━━━ RECORD SET ━━━
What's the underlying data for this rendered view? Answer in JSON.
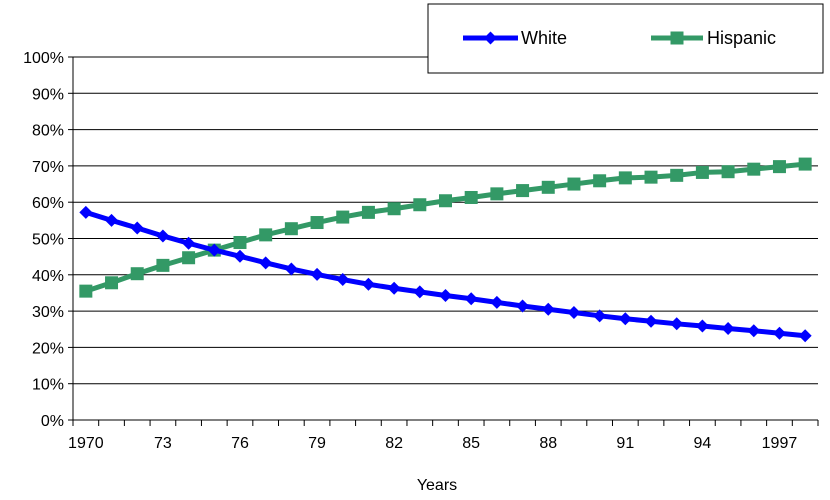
{
  "chart_data": {
    "type": "line",
    "x": [
      1970,
      1971,
      1972,
      1973,
      1974,
      1975,
      1976,
      1977,
      1978,
      1979,
      1980,
      1981,
      1982,
      1983,
      1984,
      1985,
      1986,
      1987,
      1988,
      1989,
      1990,
      1991,
      1992,
      1993,
      1994,
      1995,
      1996,
      1997,
      1998
    ],
    "x_tick_labels": [
      "1970",
      "73",
      "76",
      "79",
      "82",
      "85",
      "88",
      "91",
      "94",
      "1997"
    ],
    "x_tick_values": [
      1970,
      1973,
      1976,
      1979,
      1982,
      1985,
      1988,
      1991,
      1994,
      1997
    ],
    "xlabel": "Years",
    "ylabel": "",
    "ylim": [
      0,
      100
    ],
    "y_tick_labels": [
      "0%",
      "10%",
      "20%",
      "30%",
      "40%",
      "50%",
      "60%",
      "70%",
      "80%",
      "90%",
      "100%"
    ],
    "grid": true,
    "legend_position": "top-right",
    "series": [
      {
        "name": "White",
        "color": "#0000ff",
        "marker": "diamond",
        "values": [
          57.2,
          55.0,
          52.9,
          50.7,
          48.7,
          46.8,
          45.1,
          43.3,
          41.6,
          40.1,
          38.7,
          37.4,
          36.3,
          35.3,
          34.3,
          33.4,
          32.4,
          31.4,
          30.5,
          29.6,
          28.7,
          27.9,
          27.2,
          26.5,
          25.9,
          25.2,
          24.6,
          23.9,
          23.2
        ]
      },
      {
        "name": "Hispanic",
        "color": "#339966",
        "marker": "square",
        "values": [
          35.5,
          37.8,
          40.3,
          42.6,
          44.7,
          46.8,
          48.9,
          51.0,
          52.7,
          54.4,
          55.9,
          57.2,
          58.2,
          59.3,
          60.4,
          61.3,
          62.3,
          63.2,
          64.1,
          65.0,
          65.9,
          66.7,
          66.9,
          67.4,
          68.2,
          68.4,
          69.1,
          69.8,
          70.5
        ]
      }
    ]
  }
}
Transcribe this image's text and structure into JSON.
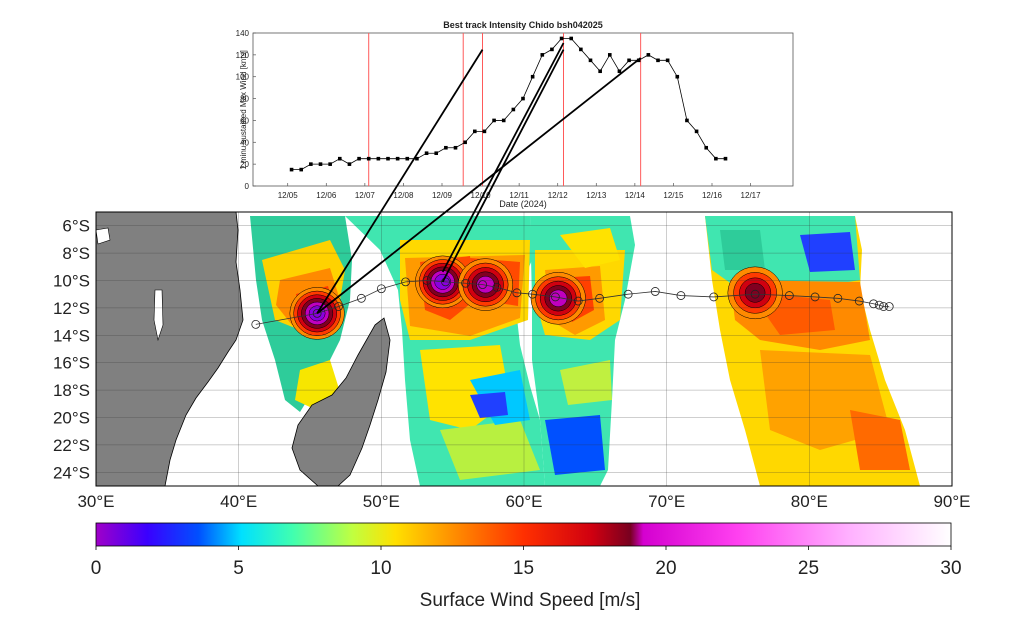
{
  "chart_data": [
    {
      "type": "line",
      "title": "Best track Intensity Chido bsh042025",
      "xlabel": "Date (2024)",
      "ylabel": "1 minu sustained Max Wind [knts]",
      "x_tick_labels": [
        "12/05",
        "12/06",
        "12/07",
        "12/08",
        "12/09",
        "12/10",
        "12/11",
        "12/12",
        "12/13",
        "12/14",
        "12/15",
        "12/16",
        "12/17"
      ],
      "ylim": [
        0,
        140
      ],
      "y_ticks": [
        0,
        20,
        40,
        60,
        80,
        100,
        120,
        140
      ],
      "marker_color": "#000000",
      "series": [
        {
          "values_x_days": [
            5.1,
            5.35,
            5.6,
            5.85,
            6.1,
            6.35,
            6.6,
            6.85,
            7.1,
            7.35,
            7.6,
            7.85,
            8.1,
            8.35,
            8.6,
            8.85,
            9.1,
            9.35,
            9.6,
            9.85,
            10.1,
            10.35,
            10.6,
            10.85,
            11.1,
            11.35,
            11.6,
            11.85,
            12.1,
            12.35,
            12.6,
            12.85,
            13.1,
            13.35,
            13.6,
            13.85,
            14.1,
            14.35,
            14.6,
            14.85,
            15.1,
            15.35,
            15.6,
            15.85,
            16.1,
            16.35
          ],
          "values": [
            15,
            15,
            20,
            20,
            20,
            25,
            20,
            25,
            25,
            25,
            25,
            25,
            25,
            25,
            30,
            30,
            35,
            35,
            40,
            50,
            50,
            60,
            60,
            70,
            80,
            100,
            120,
            125,
            135,
            135,
            125,
            115,
            105,
            120,
            105,
            115,
            115,
            120,
            115,
            115,
            100,
            60,
            50,
            35,
            25,
            25
          ]
        }
      ],
      "red_vertical_lines_days": [
        7.1,
        9.55,
        10.05,
        12.15,
        14.15
      ]
    },
    {
      "type": "heatmap",
      "title": "",
      "colorbar_label": "Surface Wind Speed [m/s]",
      "colorbar_ticks": [
        0,
        5,
        10,
        15,
        20,
        25,
        30
      ],
      "colorbar_range": [
        0,
        30
      ],
      "lon_ticks": [
        "30°E",
        "40°E",
        "50°E",
        "60°E",
        "70°E",
        "80°E",
        "90°E"
      ],
      "lat_ticks": [
        "6°S",
        "8°S",
        "10°S",
        "12°S",
        "14°S",
        "16°S",
        "18°S",
        "20°S",
        "22°S",
        "24°S"
      ],
      "lon_range": [
        30,
        90
      ],
      "lat_range": [
        -25,
        -5
      ],
      "storm_centers": [
        {
          "lon": 45.5,
          "lat": -12.4,
          "peak_ms": 18
        },
        {
          "lon": 54.3,
          "lat": -10.1,
          "peak_ms": 17
        },
        {
          "lon": 57.3,
          "lat": -10.3,
          "peak_ms": 16
        },
        {
          "lon": 62.4,
          "lat": -11.3,
          "peak_ms": 15
        },
        {
          "lon": 76.2,
          "lat": -10.9,
          "peak_ms": 13
        }
      ],
      "track": [
        {
          "lon": 85.6,
          "lat": -11.9
        },
        {
          "lon": 85.2,
          "lat": -11.9
        },
        {
          "lon": 84.9,
          "lat": -11.8
        },
        {
          "lon": 84.5,
          "lat": -11.7
        },
        {
          "lon": 83.5,
          "lat": -11.5
        },
        {
          "lon": 82.0,
          "lat": -11.3
        },
        {
          "lon": 80.4,
          "lat": -11.2
        },
        {
          "lon": 78.6,
          "lat": -11.1
        },
        {
          "lon": 76.2,
          "lat": -11.0
        },
        {
          "lon": 73.3,
          "lat": -11.2
        },
        {
          "lon": 71.0,
          "lat": -11.1
        },
        {
          "lon": 69.2,
          "lat": -10.8
        },
        {
          "lon": 67.3,
          "lat": -11.0
        },
        {
          "lon": 65.3,
          "lat": -11.3
        },
        {
          "lon": 63.8,
          "lat": -11.5
        },
        {
          "lon": 62.2,
          "lat": -11.2
        },
        {
          "lon": 60.6,
          "lat": -11.0
        },
        {
          "lon": 59.5,
          "lat": -10.9
        },
        {
          "lon": 58.1,
          "lat": -10.5
        },
        {
          "lon": 57.1,
          "lat": -10.3
        },
        {
          "lon": 55.9,
          "lat": -10.2
        },
        {
          "lon": 54.5,
          "lat": -10.1
        },
        {
          "lon": 53.2,
          "lat": -10.0
        },
        {
          "lon": 51.7,
          "lat": -10.1
        },
        {
          "lon": 50.0,
          "lat": -10.6
        },
        {
          "lon": 48.6,
          "lat": -11.3
        },
        {
          "lon": 47.0,
          "lat": -11.9
        },
        {
          "lon": 45.5,
          "lat": -12.4
        },
        {
          "lon": 41.2,
          "lat": -13.2
        }
      ],
      "land_color": "#808080"
    }
  ]
}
━━━
YOUR GOAL:
Exclude the pictures. Write out the remaining data exactly.

SOLUTION TO THE PROBLEM:
What's the underlying data for this rendered view? Answer in JSON.
{
  "chart_data": {
    "type": "line",
    "x": [
      1970,
      1971,
      1972,
      1973,
      1974,
      1975,
      1976,
      1977,
      1978,
      1979,
      1980,
      1981,
      1982,
      1983,
      1984,
      1985,
      1986,
      1987,
      1988,
      1989,
      1990,
      1991,
      1992,
      1993,
      1994,
      1995,
      1996,
      1997,
      1998
    ],
    "x_tick_labels": [
      "1970",
      "73",
      "76",
      "79",
      "82",
      "85",
      "88",
      "91",
      "94",
      "1997"
    ],
    "x_tick_values": [
      1970,
      1973,
      1976,
      1979,
      1982,
      1985,
      1988,
      1991,
      1994,
      1997
    ],
    "xlabel": "Years",
    "ylabel": "",
    "ylim": [
      0,
      100
    ],
    "y_tick_labels": [
      "0%",
      "10%",
      "20%",
      "30%",
      "40%",
      "50%",
      "60%",
      "70%",
      "80%",
      "90%",
      "100%"
    ],
    "grid": true,
    "legend_position": "top-right",
    "series": [
      {
        "name": "White",
        "color": "#0000ff",
        "marker": "diamond",
        "values": [
          57.2,
          55.0,
          52.9,
          50.7,
          48.7,
          46.8,
          45.1,
          43.3,
          41.6,
          40.1,
          38.7,
          37.4,
          36.3,
          35.3,
          34.3,
          33.4,
          32.4,
          31.4,
          30.5,
          29.6,
          28.7,
          27.9,
          27.2,
          26.5,
          25.9,
          25.2,
          24.6,
          23.9,
          23.2
        ]
      },
      {
        "name": "Hispanic",
        "color": "#339966",
        "marker": "square",
        "values": [
          35.5,
          37.8,
          40.3,
          42.6,
          44.7,
          46.8,
          48.9,
          51.0,
          52.7,
          54.4,
          55.9,
          57.2,
          58.2,
          59.3,
          60.4,
          61.3,
          62.3,
          63.2,
          64.1,
          65.0,
          65.9,
          66.7,
          66.9,
          67.4,
          68.2,
          68.4,
          69.1,
          69.8,
          70.5
        ]
      }
    ]
  }
}
Transcribe this image's text and structure into JSON.
{
  "chart_data": [
    {
      "type": "line",
      "title": "Best track Intensity Chido bsh042025",
      "xlabel": "Date (2024)",
      "ylabel": "1 minu sustained Max Wind [knts]",
      "x_tick_labels": [
        "12/05",
        "12/06",
        "12/07",
        "12/08",
        "12/09",
        "12/10",
        "12/11",
        "12/12",
        "12/13",
        "12/14",
        "12/15",
        "12/16",
        "12/17"
      ],
      "ylim": [
        0,
        140
      ],
      "y_ticks": [
        0,
        20,
        40,
        60,
        80,
        100,
        120,
        140
      ],
      "marker_color": "#000000",
      "series": [
        {
          "values_x_days": [
            5.1,
            5.35,
            5.6,
            5.85,
            6.1,
            6.35,
            6.6,
            6.85,
            7.1,
            7.35,
            7.6,
            7.85,
            8.1,
            8.35,
            8.6,
            8.85,
            9.1,
            9.35,
            9.6,
            9.85,
            10.1,
            10.35,
            10.6,
            10.85,
            11.1,
            11.35,
            11.6,
            11.85,
            12.1,
            12.35,
            12.6,
            12.85,
            13.1,
            13.35,
            13.6,
            13.85,
            14.1,
            14.35,
            14.6,
            14.85,
            15.1,
            15.35,
            15.6,
            15.85,
            16.1,
            16.35
          ],
          "values": [
            15,
            15,
            20,
            20,
            20,
            25,
            20,
            25,
            25,
            25,
            25,
            25,
            25,
            25,
            30,
            30,
            35,
            35,
            40,
            50,
            50,
            60,
            60,
            70,
            80,
            100,
            120,
            125,
            135,
            135,
            125,
            115,
            105,
            120,
            105,
            115,
            115,
            120,
            115,
            115,
            100,
            60,
            50,
            35,
            25,
            25
          ]
        }
      ],
      "red_vertical_lines_days": [
        7.1,
        9.55,
        10.05,
        12.15,
        14.15
      ]
    },
    {
      "type": "heatmap",
      "title": "",
      "colorbar_label": "Surface Wind Speed [m/s]",
      "colorbar_ticks": [
        0,
        5,
        10,
        15,
        20,
        25,
        30
      ],
      "colorbar_range": [
        0,
        30
      ],
      "lon_ticks": [
        "30°E",
        "40°E",
        "50°E",
        "60°E",
        "70°E",
        "80°E",
        "90°E"
      ],
      "lat_ticks": [
        "6°S",
        "8°S",
        "10°S",
        "12°S",
        "14°S",
        "16°S",
        "18°S",
        "20°S",
        "22°S",
        "24°S"
      ],
      "lon_range": [
        30,
        90
      ],
      "lat_range": [
        -25,
        -5
      ],
      "storm_centers": [
        {
          "lon": 45.5,
          "lat": -12.4,
          "peak_ms": 18
        },
        {
          "lon": 54.3,
          "lat": -10.1,
          "peak_ms": 17
        },
        {
          "lon": 57.3,
          "lat": -10.3,
          "peak_ms": 16
        },
        {
          "lon": 62.4,
          "lat": -11.3,
          "peak_ms": 15
        },
        {
          "lon": 76.2,
          "lat": -10.9,
          "peak_ms": 13
        }
      ],
      "track": [
        {
          "lon": 85.6,
          "lat": -11.9
        },
        {
          "lon": 85.2,
          "lat": -11.9
        },
        {
          "lon": 84.9,
          "lat": -11.8
        },
        {
          "lon": 84.5,
          "lat": -11.7
        },
        {
          "lon": 83.5,
          "lat": -11.5
        },
        {
          "lon": 82.0,
          "lat": -11.3
        },
        {
          "lon": 80.4,
          "lat": -11.2
        },
        {
          "lon": 78.6,
          "lat": -11.1
        },
        {
          "lon": 76.2,
          "lat": -11.0
        },
        {
          "lon": 73.3,
          "lat": -11.2
        },
        {
          "lon": 71.0,
          "lat": -11.1
        },
        {
          "lon": 69.2,
          "lat": -10.8
        },
        {
          "lon": 67.3,
          "lat": -11.0
        },
        {
          "lon": 65.3,
          "lat": -11.3
        },
        {
          "lon": 63.8,
          "lat": -11.5
        },
        {
          "lon": 62.2,
          "lat": -11.2
        },
        {
          "lon": 60.6,
          "lat": -11.0
        },
        {
          "lon": 59.5,
          "lat": -10.9
        },
        {
          "lon": 58.1,
          "lat": -10.5
        },
        {
          "lon": 57.1,
          "lat": -10.3
        },
        {
          "lon": 55.9,
          "lat": -10.2
        },
        {
          "lon": 54.5,
          "lat": -10.1
        },
        {
          "lon": 53.2,
          "lat": -10.0
        },
        {
          "lon": 51.7,
          "lat": -10.1
        },
        {
          "lon": 50.0,
          "lat": -10.6
        },
        {
          "lon": 48.6,
          "lat": -11.3
        },
        {
          "lon": 47.0,
          "lat": -11.9
        },
        {
          "lon": 45.5,
          "lat": -12.4
        },
        {
          "lon": 41.2,
          "lat": -13.2
        }
      ],
      "land_color": "#808080"
    }
  ]
}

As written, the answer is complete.